▶ Problem: Output the material below in its entirety, exactly as given.

Dataset entries:
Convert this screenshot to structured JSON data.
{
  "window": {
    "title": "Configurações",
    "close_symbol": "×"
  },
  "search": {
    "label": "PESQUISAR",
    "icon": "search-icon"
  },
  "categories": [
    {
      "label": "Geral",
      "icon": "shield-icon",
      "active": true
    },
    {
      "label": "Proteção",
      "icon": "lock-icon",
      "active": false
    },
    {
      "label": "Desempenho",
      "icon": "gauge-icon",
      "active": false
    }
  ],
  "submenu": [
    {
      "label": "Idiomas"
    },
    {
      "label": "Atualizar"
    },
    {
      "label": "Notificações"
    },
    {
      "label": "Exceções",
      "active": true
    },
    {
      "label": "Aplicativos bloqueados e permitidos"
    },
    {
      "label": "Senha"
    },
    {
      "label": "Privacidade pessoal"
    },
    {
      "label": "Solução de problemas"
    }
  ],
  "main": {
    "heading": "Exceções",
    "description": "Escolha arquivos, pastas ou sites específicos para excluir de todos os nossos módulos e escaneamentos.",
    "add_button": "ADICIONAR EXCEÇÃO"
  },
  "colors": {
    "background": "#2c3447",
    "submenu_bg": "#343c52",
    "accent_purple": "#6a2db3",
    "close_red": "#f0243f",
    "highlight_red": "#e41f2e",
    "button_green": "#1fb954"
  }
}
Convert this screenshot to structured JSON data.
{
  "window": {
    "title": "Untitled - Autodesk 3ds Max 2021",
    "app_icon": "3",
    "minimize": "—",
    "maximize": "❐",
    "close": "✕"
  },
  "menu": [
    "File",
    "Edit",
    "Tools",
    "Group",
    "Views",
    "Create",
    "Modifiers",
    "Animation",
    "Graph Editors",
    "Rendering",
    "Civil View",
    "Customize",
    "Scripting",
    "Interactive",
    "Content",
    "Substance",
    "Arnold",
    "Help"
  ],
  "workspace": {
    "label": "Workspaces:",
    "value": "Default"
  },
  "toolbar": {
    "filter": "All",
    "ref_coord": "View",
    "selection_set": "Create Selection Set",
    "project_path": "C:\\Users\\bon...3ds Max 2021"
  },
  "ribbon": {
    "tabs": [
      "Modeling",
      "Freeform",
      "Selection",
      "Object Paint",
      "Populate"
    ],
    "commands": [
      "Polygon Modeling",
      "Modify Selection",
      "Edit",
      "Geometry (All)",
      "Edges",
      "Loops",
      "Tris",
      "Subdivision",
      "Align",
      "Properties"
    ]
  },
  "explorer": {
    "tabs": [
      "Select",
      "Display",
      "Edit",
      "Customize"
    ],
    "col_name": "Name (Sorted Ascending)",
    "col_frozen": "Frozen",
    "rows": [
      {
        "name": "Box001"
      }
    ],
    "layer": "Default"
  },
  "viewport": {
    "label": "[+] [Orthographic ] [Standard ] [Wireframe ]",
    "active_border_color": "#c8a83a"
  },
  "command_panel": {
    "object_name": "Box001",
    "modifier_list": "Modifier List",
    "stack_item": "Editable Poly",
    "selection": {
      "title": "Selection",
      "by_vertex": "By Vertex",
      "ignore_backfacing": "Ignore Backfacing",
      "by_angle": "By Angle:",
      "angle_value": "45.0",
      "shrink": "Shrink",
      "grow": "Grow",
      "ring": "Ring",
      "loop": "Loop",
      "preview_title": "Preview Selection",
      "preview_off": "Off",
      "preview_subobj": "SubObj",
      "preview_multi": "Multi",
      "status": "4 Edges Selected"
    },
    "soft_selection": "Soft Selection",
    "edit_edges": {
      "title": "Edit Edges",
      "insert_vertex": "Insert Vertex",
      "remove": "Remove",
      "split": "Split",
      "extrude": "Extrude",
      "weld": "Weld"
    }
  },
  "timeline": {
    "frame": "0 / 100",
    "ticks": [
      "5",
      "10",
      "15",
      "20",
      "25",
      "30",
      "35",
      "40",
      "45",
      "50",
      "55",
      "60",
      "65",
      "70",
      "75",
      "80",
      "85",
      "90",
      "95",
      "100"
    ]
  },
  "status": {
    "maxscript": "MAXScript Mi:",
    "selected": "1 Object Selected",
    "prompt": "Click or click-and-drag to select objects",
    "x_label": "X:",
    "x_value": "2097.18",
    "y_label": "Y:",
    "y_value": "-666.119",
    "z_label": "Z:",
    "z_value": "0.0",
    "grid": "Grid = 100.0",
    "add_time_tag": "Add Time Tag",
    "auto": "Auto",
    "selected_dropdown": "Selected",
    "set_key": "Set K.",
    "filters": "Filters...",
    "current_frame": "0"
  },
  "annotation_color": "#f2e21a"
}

▶ Written response:
Convert this screenshot to structured JSON data.
{
  "window": {
    "title": "Configurações",
    "close_symbol": "×"
  },
  "search": {
    "label": "PESQUISAR",
    "icon": "search-icon"
  },
  "categories": [
    {
      "label": "Geral",
      "icon": "shield-icon",
      "active": true
    },
    {
      "label": "Proteção",
      "icon": "lock-icon",
      "active": false
    },
    {
      "label": "Desempenho",
      "icon": "gauge-icon",
      "active": false
    }
  ],
  "submenu": [
    {
      "label": "Idiomas"
    },
    {
      "label": "Atualizar"
    },
    {
      "label": "Notificações"
    },
    {
      "label": "Exceções",
      "active": true
    },
    {
      "label": "Aplicativos bloqueados e permitidos"
    },
    {
      "label": "Senha"
    },
    {
      "label": "Privacidade pessoal"
    },
    {
      "label": "Solução de problemas"
    }
  ],
  "main": {
    "heading": "Exceções",
    "description": "Escolha arquivos, pastas ou sites específicos para excluir de todos os nossos módulos e escaneamentos.",
    "add_button": "ADICIONAR EXCEÇÃO"
  },
  "colors": {
    "background": "#2c3447",
    "submenu_bg": "#343c52",
    "accent_purple": "#6a2db3",
    "close_red": "#f0243f",
    "highlight_red": "#e41f2e",
    "button_green": "#1fb954"
  }
}
Convert this screenshot to structured JSON data.
{
  "window": {
    "title": "Untitled - Autodesk 3ds Max 2021",
    "app_icon": "3",
    "minimize": "—",
    "maximize": "❐",
    "close": "✕"
  },
  "menu": [
    "File",
    "Edit",
    "Tools",
    "Group",
    "Views",
    "Create",
    "Modifiers",
    "Animation",
    "Graph Editors",
    "Rendering",
    "Civil View",
    "Customize",
    "Scripting",
    "Interactive",
    "Content",
    "Substance",
    "Arnold",
    "Help"
  ],
  "workspace": {
    "label": "Workspaces:",
    "value": "Default"
  },
  "toolbar": {
    "filter": "All",
    "ref_coord": "View",
    "selection_set": "Create Selection Set",
    "project_path": "C:\\Users\\bon...3ds Max 2021"
  },
  "ribbon": {
    "tabs": [
      "Modeling",
      "Freeform",
      "Selection",
      "Object Paint",
      "Populate"
    ],
    "commands": [
      "Polygon Modeling",
      "Modify Selection",
      "Edit",
      "Geometry (All)",
      "Edges",
      "Loops",
      "Tris",
      "Subdivision",
      "Align",
      "Properties"
    ]
  },
  "explorer": {
    "tabs": [
      "Select",
      "Display",
      "Edit",
      "Customize"
    ],
    "col_name": "Name (Sorted Ascending)",
    "col_frozen": "Frozen",
    "rows": [
      {
        "name": "Box001"
      }
    ],
    "layer": "Default"
  },
  "viewport": {
    "label": "[+] [Orthographic ] [Standard ] [Wireframe ]",
    "active_border_color": "#c8a83a"
  },
  "command_panel": {
    "object_name": "Box001",
    "modifier_list": "Modifier List",
    "stack_item": "Editable Poly",
    "selection": {
      "title": "Selection",
      "by_vertex": "By Vertex",
      "ignore_backfacing": "Ignore Backfacing",
      "by_angle": "By Angle:",
      "angle_value": "45.0",
      "shrink": "Shrink",
      "grow": "Grow",
      "ring": "Ring",
      "loop": "Loop",
      "preview_title": "Preview Selection",
      "preview_off": "Off",
      "preview_subobj": "SubObj",
      "preview_multi": "Multi",
      "status": "4 Edges Selected"
    },
    "soft_selection": "Soft Selection",
    "edit_edges": {
      "title": "Edit Edges",
      "insert_vertex": "Insert Vertex",
      "remove": "Remove",
      "split": "Split",
      "extrude": "Extrude",
      "weld": "Weld"
    }
  },
  "timeline": {
    "frame": "0 / 100",
    "ticks": [
      "5",
      "10",
      "15",
      "20",
      "25",
      "30",
      "35",
      "40",
      "45",
      "50",
      "55",
      "60",
      "65",
      "70",
      "75",
      "80",
      "85",
      "90",
      "95",
      "100"
    ]
  },
  "status": {
    "maxscript": "MAXScript Mi:",
    "selected": "1 Object Selected",
    "prompt": "Click or click-and-drag to select objects",
    "x_label": "X:",
    "x_value": "2097.18",
    "y_label": "Y:",
    "y_value": "-666.119",
    "z_label": "Z:",
    "z_value": "0.0",
    "grid": "Grid = 100.0",
    "add_time_tag": "Add Time Tag",
    "auto": "Auto",
    "selected_dropdown": "Selected",
    "set_key": "Set K.",
    "filters": "Filters...",
    "current_frame": "0"
  },
  "annotation_color": "#f2e21a"
}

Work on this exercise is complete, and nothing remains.